Supplied material ▸
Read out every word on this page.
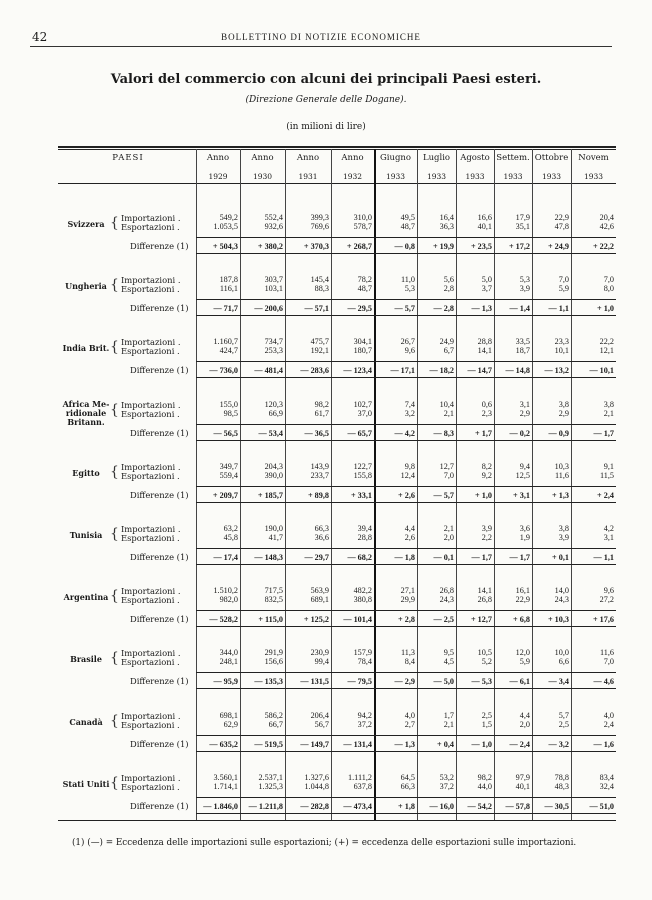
42	BOLLETTINO DI NOTIZIE ECONOMICHE
Valori del commercio con alcuni dei principali Paesi esteri.
(Direzione Generale delle Dogane).
(in milioni di lire)
PAESI	Anno
1929
Anno
1930
Anno
1931
Anno
1932
Giugno
1933
Luglio
1933
Agosto
1933
Settem.
1933
Ottobre
1933
Novem
1933
Svizzera { Importazioni .
Esportazioni .
Differenze (1)
549,2
1.053,5
+ 504,3
552,4
932,6
+ 380,2
399,3
769,6
+ 370,3
310,0
578,7
+ 268,7
49,5
48,7
— 0,8
16,4
36,3
+ 19,9
16,6
40,1
+ 23,5
17,9
35,1
+ 17,2
22,9
47,8
+ 24,9
20,4
42,6
+ 22,2
Ungheria { Importazioni .
Esportazioni .
Differenze (1)
187,8
116,1
— 71,7
303,7
103,1
— 200,6
145,4
88,3
— 57,1
78,2
48,7
— 29,5
11,0
5,3
— 5,7
5,6
2,8
— 2,8
5,0
3,7
— 1,3
5,3
3,9
— 1,4
7,0
5,9
— 1,1
7,0
8,0
+ 1,0
India Brit. { Importazioni .
Esportazioni .
Differenze (1)
1.160,7
424,7
— 736,0
734,7
253,3
— 481,4
475,7
192,1
— 283,6
304,1
180,7
— 123,4
26,7
9,6
— 17,1
24,9
6,7
— 18,2
28,8
14,1
— 14,7
33,5
18,7
— 14,8
23,3
10,1
— 13,2
22,2
12,1
— 10,1
Africa Me- ridionale Britann.
{ Importazioni .
Esportazioni .
Differenze (1)
155,0
98,5
— 56,5
120,3
66,9
— 53,4
98,2
61,7
— 36,5
102,7
37,0
— 65,7
7,4
3,2
— 4,2
10,4
2,1
— 8,3
0,6
2,3
+ 1,7
3,1
2,9
— 0,2
3,8
2,9
— 0,9
3,8
2,1
— 1,7
Egitto { Importazioni .
Esportazioni .
Differenze (1)
349,7
559,4
+ 209,7
204,3
390,0
+ 185,7
143,9
233,7
+ 89,8
122,7
155,8
+ 33,1
9,8
12,4
+ 2,6
12,7
7,0
— 5,7
8,2
9,2
+ 1,0
9,4
12,5
+ 3,1
10,3
11,6
+ 1,3
9,1
11,5
+ 2,4
Tunisia { Importazioni .
Esportazioni .
Differenze (1)
63,2
45,8
— 17,4
190,0
41,7
— 148,3
66,3
36,6
— 29,7
39,4
28,8
— 68,2
4,4
2,6
— 1,8
2,1
2,0
— 0,1
3,9
2,2
— 1,7
3,6
1,9
— 1,7
3,8
3,9
+ 0,1
4,2
3,1
— 1,1
Argentina { Importazioni .
Esportazioni .
Differenze (1)
1.510,2
982,0
— 528,2
717,5
832,5
+ 115,0
563,9
689,1
+ 125,2
482,2
380,8
— 101,4
27,1
29,9
+ 2,8
26,8
24,3
— 2,5
14,1
26,8
+ 12,7
16,1
22,9
+ 6,8
14,0
24,3
+ 10,3
9,6
27,2
+ 17,6
Brasile { Importazioni .
Esportazioni .
Differenze (1)
344,0
248,1
— 95,9
291,9
156,6
— 135,3
230,9
99,4
— 131,5
157,9
78,4
— 79,5
11,3
8,4
— 2,9
9,5
4,5
— 5,0
10,5
5,2
— 5,3
12,0
5,9
— 6,1
10,0
6,6
— 3,4
11,6
7,0
— 4,6
Canadà { Importazioni .
Esportazioni .
Differenze (1)
698,1
62,9
— 635,2
586,2
66,7
— 519,5
206,4
56,7
— 149,7
94,2
37,2
— 131,4
4,0
2,7
— 1,3
1,7
2,1
+ 0,4
2,5
1,5
— 1,0
4,4
2,0
— 2,4
5,7
2,5
— 3,2
4,0
2,4
— 1,6
Stati Uniti { Importazioni .
Esportazioni .
Differenze (1)
3.560,1
1.714,1
— 1.846,0
2.537,1
1.325,3
— 1.211,8
1.327,6
1.044,8
— 282,8
1.111,2
637,8
— 473,4
64,5
66,3
+ 1,8
53,2
37,2
— 16,0
98,2
44,0
— 54,2
97,9
40,1
— 57,8
78,8
48,3
— 30,5
83,4
32,4
— 51,0
(1) (—) = Eccedenza delle importazioni sulle esportazioni; (+) = eccedenza delle esportazioni sulle importazioni.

Task goal ▸ In the records above, find each line that holds the word "delle"; copy all such lines.

Problem solution ▸
(Direzione Generale delle Dogane).
(1) (—) = Eccedenza delle importazioni sulle esportazioni; (+) = eccedenza delle esportazioni sulle importazioni.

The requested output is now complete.